§ EXERCISE REQUIREMENTS
Please repeat all of the lines that follow, exactly as written.

§ INFORMATION SHOWN
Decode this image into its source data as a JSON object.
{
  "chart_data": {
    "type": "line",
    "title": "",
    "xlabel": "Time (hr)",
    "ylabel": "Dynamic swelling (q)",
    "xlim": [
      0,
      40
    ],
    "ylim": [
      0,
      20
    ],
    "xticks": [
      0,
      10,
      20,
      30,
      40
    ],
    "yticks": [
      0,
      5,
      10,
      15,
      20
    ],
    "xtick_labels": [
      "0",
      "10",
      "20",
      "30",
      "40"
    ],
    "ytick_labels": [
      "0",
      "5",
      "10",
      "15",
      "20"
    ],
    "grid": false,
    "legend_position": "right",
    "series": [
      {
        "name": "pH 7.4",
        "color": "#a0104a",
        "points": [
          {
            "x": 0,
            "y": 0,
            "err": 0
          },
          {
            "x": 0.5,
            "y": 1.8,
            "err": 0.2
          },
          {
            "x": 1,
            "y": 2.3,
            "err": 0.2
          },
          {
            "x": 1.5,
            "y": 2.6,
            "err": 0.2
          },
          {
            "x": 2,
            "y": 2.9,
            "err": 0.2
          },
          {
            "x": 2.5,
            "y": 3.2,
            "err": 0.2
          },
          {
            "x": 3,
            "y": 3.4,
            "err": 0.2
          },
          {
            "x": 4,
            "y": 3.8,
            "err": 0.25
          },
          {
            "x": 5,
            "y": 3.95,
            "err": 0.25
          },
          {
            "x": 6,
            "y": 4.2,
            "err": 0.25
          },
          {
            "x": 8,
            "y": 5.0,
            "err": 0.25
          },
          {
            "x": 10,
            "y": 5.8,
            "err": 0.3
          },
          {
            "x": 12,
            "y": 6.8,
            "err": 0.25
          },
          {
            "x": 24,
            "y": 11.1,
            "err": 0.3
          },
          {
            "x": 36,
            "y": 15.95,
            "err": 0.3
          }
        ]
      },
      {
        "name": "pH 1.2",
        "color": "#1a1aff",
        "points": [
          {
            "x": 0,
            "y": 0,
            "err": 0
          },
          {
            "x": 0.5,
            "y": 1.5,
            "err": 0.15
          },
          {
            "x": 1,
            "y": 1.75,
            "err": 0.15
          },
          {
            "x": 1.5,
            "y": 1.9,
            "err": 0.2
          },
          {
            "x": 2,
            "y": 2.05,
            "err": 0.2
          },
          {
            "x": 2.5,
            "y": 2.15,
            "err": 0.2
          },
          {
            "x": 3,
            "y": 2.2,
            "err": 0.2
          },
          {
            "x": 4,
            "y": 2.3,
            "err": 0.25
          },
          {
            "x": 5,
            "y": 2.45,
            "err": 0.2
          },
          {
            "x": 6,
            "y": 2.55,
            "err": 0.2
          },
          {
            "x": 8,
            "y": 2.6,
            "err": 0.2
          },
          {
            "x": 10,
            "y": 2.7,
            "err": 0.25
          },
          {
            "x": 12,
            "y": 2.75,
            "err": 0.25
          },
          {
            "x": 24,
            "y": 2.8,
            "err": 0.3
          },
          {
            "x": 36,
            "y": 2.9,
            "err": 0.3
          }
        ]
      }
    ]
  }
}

§ THE COMPLETED TASK
Decode this image into its source data as a JSON object.
{
  "chart_data": {
    "type": "line",
    "title": "",
    "xlabel": "Time (hr)",
    "ylabel": "Dynamic swelling (q)",
    "xlim": [
      0,
      40
    ],
    "ylim": [
      0,
      20
    ],
    "xticks": [
      0,
      10,
      20,
      30,
      40
    ],
    "yticks": [
      0,
      5,
      10,
      15,
      20
    ],
    "xtick_labels": [
      "0",
      "10",
      "20",
      "30",
      "40"
    ],
    "ytick_labels": [
      "0",
      "5",
      "10",
      "15",
      "20"
    ],
    "grid": false,
    "legend_position": "right",
    "series": [
      {
        "name": "pH 7.4",
        "color": "#a0104a",
        "points": [
          {
            "x": 0,
            "y": 0,
            "err": 0
          },
          {
            "x": 0.5,
            "y": 1.8,
            "err": 0.2
          },
          {
            "x": 1,
            "y": 2.3,
            "err": 0.2
          },
          {
            "x": 1.5,
            "y": 2.6,
            "err": 0.2
          },
          {
            "x": 2,
            "y": 2.9,
            "err": 0.2
          },
          {
            "x": 2.5,
            "y": 3.2,
            "err": 0.2
          },
          {
            "x": 3,
            "y": 3.4,
            "err": 0.2
          },
          {
            "x": 4,
            "y": 3.8,
            "err": 0.25
          },
          {
            "x": 5,
            "y": 3.95,
            "err": 0.25
          },
          {
            "x": 6,
            "y": 4.2,
            "err": 0.25
          },
          {
            "x": 8,
            "y": 5.0,
            "err": 0.25
          },
          {
            "x": 10,
            "y": 5.8,
            "err": 0.3
          },
          {
            "x": 12,
            "y": 6.8,
            "err": 0.25
          },
          {
            "x": 24,
            "y": 11.1,
            "err": 0.3
          },
          {
            "x": 36,
            "y": 15.95,
            "err": 0.3
          }
        ]
      },
      {
        "name": "pH 1.2",
        "color": "#1a1aff",
        "points": [
          {
            "x": 0,
            "y": 0,
            "err": 0
          },
          {
            "x": 0.5,
            "y": 1.5,
            "err": 0.15
          },
          {
            "x": 1,
            "y": 1.75,
            "err": 0.15
          },
          {
            "x": 1.5,
            "y": 1.9,
            "err": 0.2
          },
          {
            "x": 2,
            "y": 2.05,
            "err": 0.2
          },
          {
            "x": 2.5,
            "y": 2.15,
            "err": 0.2
          },
          {
            "x": 3,
            "y": 2.2,
            "err": 0.2
          },
          {
            "x": 4,
            "y": 2.3,
            "err": 0.25
          },
          {
            "x": 5,
            "y": 2.45,
            "err": 0.2
          },
          {
            "x": 6,
            "y": 2.55,
            "err": 0.2
          },
          {
            "x": 8,
            "y": 2.6,
            "err": 0.2
          },
          {
            "x": 10,
            "y": 2.7,
            "err": 0.25
          },
          {
            "x": 12,
            "y": 2.75,
            "err": 0.25
          },
          {
            "x": 24,
            "y": 2.8,
            "err": 0.3
          },
          {
            "x": 36,
            "y": 2.9,
            "err": 0.3
          }
        ]
      }
    ]
  }
}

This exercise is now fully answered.